__TASK TO COMPLETE__: Reproduce each line of the material exactly, minus any picture.

__SUPPLIED MATERIAL__:
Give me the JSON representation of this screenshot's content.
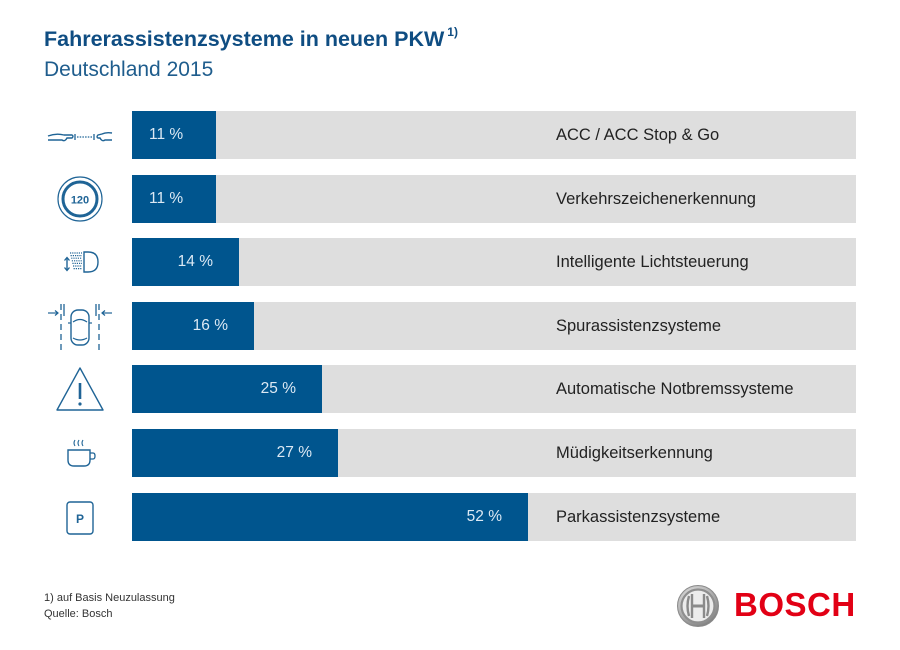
{
  "header": {
    "title": "Fahrerassistenzsysteme in neuen PKW",
    "title_footnote_mark": "1)",
    "subtitle": "Deutschland 2015"
  },
  "colors": {
    "bar": "#00558e",
    "track": "#dedede",
    "title": "#0f4d82",
    "icon": "#1f6496",
    "logo_red": "#e20015"
  },
  "chart_data": {
    "type": "bar",
    "orientation": "horizontal",
    "title": "Fahrerassistenzsysteme in neuen PKW",
    "subtitle": "Deutschland 2015",
    "unit": "%",
    "xlim": [
      0,
      100
    ],
    "grid": false,
    "categories": [
      "ACC / ACC Stop & Go",
      "Verkehrszeichenerkennung",
      "Intelligente Lichtsteuerung",
      "Spurassistenzsysteme",
      "Automatische Notbremssysteme",
      "Müdigkeitserkennung",
      "Parkassistenzsysteme"
    ],
    "values": [
      11,
      11,
      14,
      16,
      25,
      27,
      52
    ],
    "value_labels": [
      "11 %",
      "11 %",
      "14 %",
      "16 %",
      "25 %",
      "27 %",
      "52 %"
    ],
    "icons": [
      "acc-distance-icon",
      "speed-sign-icon",
      "headlight-icon",
      "lane-assist-icon",
      "warning-triangle-icon",
      "coffee-cup-icon",
      "parking-icon"
    ],
    "icon_texts": [
      "",
      "120",
      "",
      "",
      "",
      "",
      "P"
    ]
  },
  "footer": {
    "footnote": "1) auf Basis Neuzulassung",
    "source": "Quelle: Bosch",
    "logo_text": "BOSCH"
  }
}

__PROBLEM SOLUTION__:
Give me the JSON representation of this screenshot's content.
{
  "header": {
    "title": "Fahrerassistenzsysteme in neuen PKW",
    "title_footnote_mark": "1)",
    "subtitle": "Deutschland 2015"
  },
  "colors": {
    "bar": "#00558e",
    "track": "#dedede",
    "title": "#0f4d82",
    "icon": "#1f6496",
    "logo_red": "#e20015"
  },
  "chart_data": {
    "type": "bar",
    "orientation": "horizontal",
    "title": "Fahrerassistenzsysteme in neuen PKW",
    "subtitle": "Deutschland 2015",
    "unit": "%",
    "xlim": [
      0,
      100
    ],
    "grid": false,
    "categories": [
      "ACC / ACC Stop & Go",
      "Verkehrszeichenerkennung",
      "Intelligente Lichtsteuerung",
      "Spurassistenzsysteme",
      "Automatische Notbremssysteme",
      "Müdigkeitserkennung",
      "Parkassistenzsysteme"
    ],
    "values": [
      11,
      11,
      14,
      16,
      25,
      27,
      52
    ],
    "value_labels": [
      "11 %",
      "11 %",
      "14 %",
      "16 %",
      "25 %",
      "27 %",
      "52 %"
    ],
    "icons": [
      "acc-distance-icon",
      "speed-sign-icon",
      "headlight-icon",
      "lane-assist-icon",
      "warning-triangle-icon",
      "coffee-cup-icon",
      "parking-icon"
    ],
    "icon_texts": [
      "",
      "120",
      "",
      "",
      "",
      "",
      "P"
    ]
  },
  "footer": {
    "footnote": "1) auf Basis Neuzulassung",
    "source": "Quelle: Bosch",
    "logo_text": "BOSCH"
  }
}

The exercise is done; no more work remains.